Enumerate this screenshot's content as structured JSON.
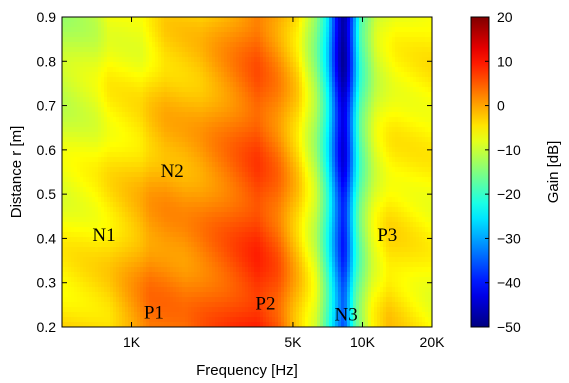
{
  "chart_data": {
    "type": "heatmap",
    "title": "",
    "xlabel": "Frequency [Hz]",
    "ylabel": "Distance r [m]",
    "colorbar_label": "Gain [dB]",
    "x_scale": "log",
    "xlim": [
      500,
      20000
    ],
    "ylim": [
      0.2,
      0.9
    ],
    "x_ticks": [
      {
        "value": 1000,
        "label": "1K"
      },
      {
        "value": 5000,
        "label": "5K"
      },
      {
        "value": 10000,
        "label": "10K"
      },
      {
        "value": 20000,
        "label": "20K"
      }
    ],
    "y_ticks": [
      {
        "value": 0.2,
        "label": "0.2"
      },
      {
        "value": 0.3,
        "label": "0.3"
      },
      {
        "value": 0.4,
        "label": "0.4"
      },
      {
        "value": 0.5,
        "label": "0.5"
      },
      {
        "value": 0.6,
        "label": "0.6"
      },
      {
        "value": 0.7,
        "label": "0.7"
      },
      {
        "value": 0.8,
        "label": "0.8"
      },
      {
        "value": 0.9,
        "label": "0.9"
      }
    ],
    "colorbar_range": [
      -50,
      20
    ],
    "colorbar_ticks": [
      {
        "value": 20,
        "label": "20"
      },
      {
        "value": 10,
        "label": "10"
      },
      {
        "value": 0,
        "label": "0"
      },
      {
        "value": -10,
        "label": "−10"
      },
      {
        "value": -20,
        "label": "−20"
      },
      {
        "value": -30,
        "label": "−30"
      },
      {
        "value": -40,
        "label": "−40"
      },
      {
        "value": -50,
        "label": "−50"
      }
    ],
    "colormap": "jet",
    "gain_profile_at_r_0_9": [
      {
        "freq": 500,
        "gain": -12
      },
      {
        "freq": 700,
        "gain": -10
      },
      {
        "freq": 800,
        "gain": -7
      },
      {
        "freq": 1100,
        "gain": -8
      },
      {
        "freq": 1400,
        "gain": -4
      },
      {
        "freq": 2000,
        "gain": -3
      },
      {
        "freq": 2800,
        "gain": 1
      },
      {
        "freq": 3500,
        "gain": 4
      },
      {
        "freq": 4200,
        "gain": 1
      },
      {
        "freq": 5200,
        "gain": -4
      },
      {
        "freq": 6300,
        "gain": -15
      },
      {
        "freq": 7000,
        "gain": -25
      },
      {
        "freq": 7800,
        "gain": -44
      },
      {
        "freq": 8300,
        "gain": -50
      },
      {
        "freq": 8800,
        "gain": -42
      },
      {
        "freq": 9800,
        "gain": -20
      },
      {
        "freq": 11500,
        "gain": -10
      },
      {
        "freq": 14000,
        "gain": -7
      },
      {
        "freq": 20000,
        "gain": -5
      }
    ],
    "gain_profile_at_r_0_2": [
      {
        "freq": 500,
        "gain": -4
      },
      {
        "freq": 800,
        "gain": -3
      },
      {
        "freq": 1200,
        "gain": 4
      },
      {
        "freq": 1700,
        "gain": 3
      },
      {
        "freq": 2500,
        "gain": 6
      },
      {
        "freq": 3500,
        "gain": 9
      },
      {
        "freq": 4300,
        "gain": 6
      },
      {
        "freq": 5000,
        "gain": 0
      },
      {
        "freq": 6300,
        "gain": -8
      },
      {
        "freq": 7000,
        "gain": -18
      },
      {
        "freq": 7800,
        "gain": -30
      },
      {
        "freq": 8300,
        "gain": -36
      },
      {
        "freq": 9300,
        "gain": -18
      },
      {
        "freq": 11000,
        "gain": -7
      },
      {
        "freq": 13000,
        "gain": -3
      },
      {
        "freq": 20000,
        "gain": -7
      }
    ],
    "annotations": [
      {
        "text": "N1",
        "freq": 760,
        "r": 0.41
      },
      {
        "text": "N2",
        "freq": 1500,
        "r": 0.555
      },
      {
        "text": "P1",
        "freq": 1250,
        "r": 0.235
      },
      {
        "text": "P2",
        "freq": 3800,
        "r": 0.255
      },
      {
        "text": "N3",
        "freq": 8500,
        "r": 0.23
      },
      {
        "text": "P3",
        "freq": 12800,
        "r": 0.41
      }
    ]
  }
}
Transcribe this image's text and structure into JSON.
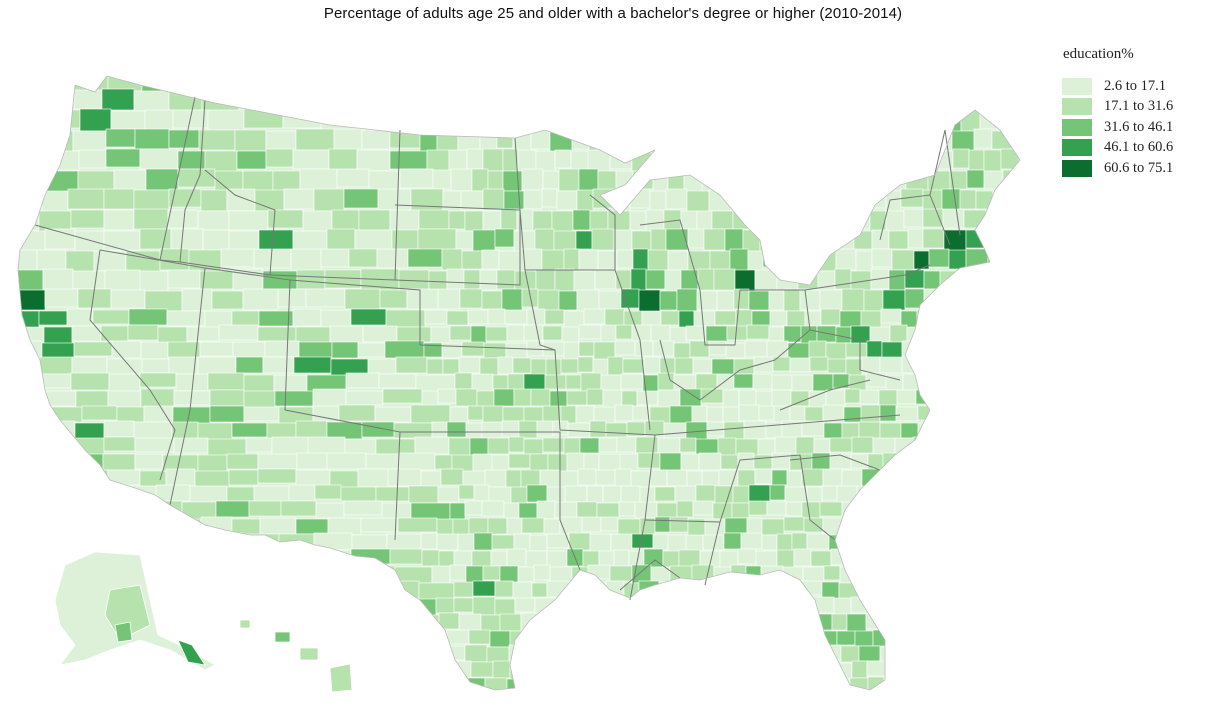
{
  "title": "Percentage of adults age 25 and older with a bachelor's degree or higher (2010-2014)",
  "legend": {
    "title": "education%",
    "items": [
      {
        "label": "2.6 to 17.1",
        "color": "#dcf1d8"
      },
      {
        "label": "17.1 to 31.6",
        "color": "#b6e2ad"
      },
      {
        "label": "31.6 to 46.1",
        "color": "#74c676"
      },
      {
        "label": "46.1 to 60.6",
        "color": "#34a151"
      },
      {
        "label": "60.6 to 75.1",
        "color": "#0b6e2f"
      }
    ]
  },
  "colors": {
    "state_border": "#777777",
    "county_border": "#ffffff",
    "base_fill": "#cbe9c4"
  }
}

········

→ **Problem**
Transcribe every record above exactly as written, leaving out any pictures.

→ **Output**
Enumerate this screenshot's content as structured JSON.
{
  "chart_data": {
    "type": "heatmap",
    "title": "",
    "xlabel": "Frequency [Hz]",
    "ylabel": "Distance r [m]",
    "colorbar_label": "Gain [dB]",
    "x_scale": "log",
    "xlim": [
      500,
      20000
    ],
    "ylim": [
      0.2,
      0.9
    ],
    "x_ticks": [
      {
        "value": 1000,
        "label": "1K"
      },
      {
        "value": 5000,
        "label": "5K"
      },
      {
        "value": 10000,
        "label": "10K"
      },
      {
        "value": 20000,
        "label": "20K"
      }
    ],
    "y_ticks": [
      {
        "value": 0.2,
        "label": "0.2"
      },
      {
        "value": 0.3,
        "label": "0.3"
      },
      {
        "value": 0.4,
        "label": "0.4"
      },
      {
        "value": 0.5,
        "label": "0.5"
      },
      {
        "value": 0.6,
        "label": "0.6"
      },
      {
        "value": 0.7,
        "label": "0.7"
      },
      {
        "value": 0.8,
        "label": "0.8"
      },
      {
        "value": 0.9,
        "label": "0.9"
      }
    ],
    "colorbar_range": [
      -50,
      20
    ],
    "colorbar_ticks": [
      {
        "value": 20,
        "label": "20"
      },
      {
        "value": 10,
        "label": "10"
      },
      {
        "value": 0,
        "label": "0"
      },
      {
        "value": -10,
        "label": "−10"
      },
      {
        "value": -20,
        "label": "−20"
      },
      {
        "value": -30,
        "label": "−30"
      },
      {
        "value": -40,
        "label": "−40"
      },
      {
        "value": -50,
        "label": "−50"
      }
    ],
    "colormap": "jet",
    "gain_profile_at_r_0_9": [
      {
        "freq": 500,
        "gain": -12
      },
      {
        "freq": 700,
        "gain": -10
      },
      {
        "freq": 800,
        "gain": -7
      },
      {
        "freq": 1100,
        "gain": -8
      },
      {
        "freq": 1400,
        "gain": -4
      },
      {
        "freq": 2000,
        "gain": -3
      },
      {
        "freq": 2800,
        "gain": 1
      },
      {
        "freq": 3500,
        "gain": 4
      },
      {
        "freq": 4200,
        "gain": 1
      },
      {
        "freq": 5200,
        "gain": -4
      },
      {
        "freq": 6300,
        "gain": -15
      },
      {
        "freq": 7000,
        "gain": -25
      },
      {
        "freq": 7800,
        "gain": -44
      },
      {
        "freq": 8300,
        "gain": -50
      },
      {
        "freq": 8800,
        "gain": -42
      },
      {
        "freq": 9800,
        "gain": -20
      },
      {
        "freq": 11500,
        "gain": -10
      },
      {
        "freq": 14000,
        "gain": -7
      },
      {
        "freq": 20000,
        "gain": -5
      }
    ],
    "gain_profile_at_r_0_2": [
      {
        "freq": 500,
        "gain": -4
      },
      {
        "freq": 800,
        "gain": -3
      },
      {
        "freq": 1200,
        "gain": 4
      },
      {
        "freq": 1700,
        "gain": 3
      },
      {
        "freq": 2500,
        "gain": 6
      },
      {
        "freq": 3500,
        "gain": 9
      },
      {
        "freq": 4300,
        "gain": 6
      },
      {
        "freq": 5000,
        "gain": 0
      },
      {
        "freq": 6300,
        "gain": -8
      },
      {
        "freq": 7000,
        "gain": -18
      },
      {
        "freq": 7800,
        "gain": -30
      },
      {
        "freq": 8300,
        "gain": -36
      },
      {
        "freq": 9300,
        "gain": -18
      },
      {
        "freq": 11000,
        "gain": -7
      },
      {
        "freq": 13000,
        "gain": -3
      },
      {
        "freq": 20000,
        "gain": -7
      }
    ],
    "annotations": [
      {
        "text": "N1",
        "freq": 760,
        "r": 0.41
      },
      {
        "text": "N2",
        "freq": 1500,
        "r": 0.555
      },
      {
        "text": "P1",
        "freq": 1250,
        "r": 0.235
      },
      {
        "text": "P2",
        "freq": 3800,
        "r": 0.255
      },
      {
        "text": "N3",
        "freq": 8500,
        "r": 0.23
      },
      {
        "text": "P3",
        "freq": 12800,
        "r": 0.41
      }
    ]
  }
}
Transcribe this image's text and structure into JSON.
{
  "title": "Percentage of adults age 25 and older with a bachelor's degree or higher (2010-2014)",
  "legend": {
    "title": "education%",
    "items": [
      {
        "label": "2.6 to 17.1",
        "color": "#dcf1d8"
      },
      {
        "label": "17.1 to 31.6",
        "color": "#b6e2ad"
      },
      {
        "label": "31.6 to 46.1",
        "color": "#74c676"
      },
      {
        "label": "46.1 to 60.6",
        "color": "#34a151"
      },
      {
        "label": "60.6 to 75.1",
        "color": "#0b6e2f"
      }
    ]
  },
  "colors": {
    "state_border": "#777777",
    "county_border": "#ffffff",
    "base_fill": "#cbe9c4"
  }
}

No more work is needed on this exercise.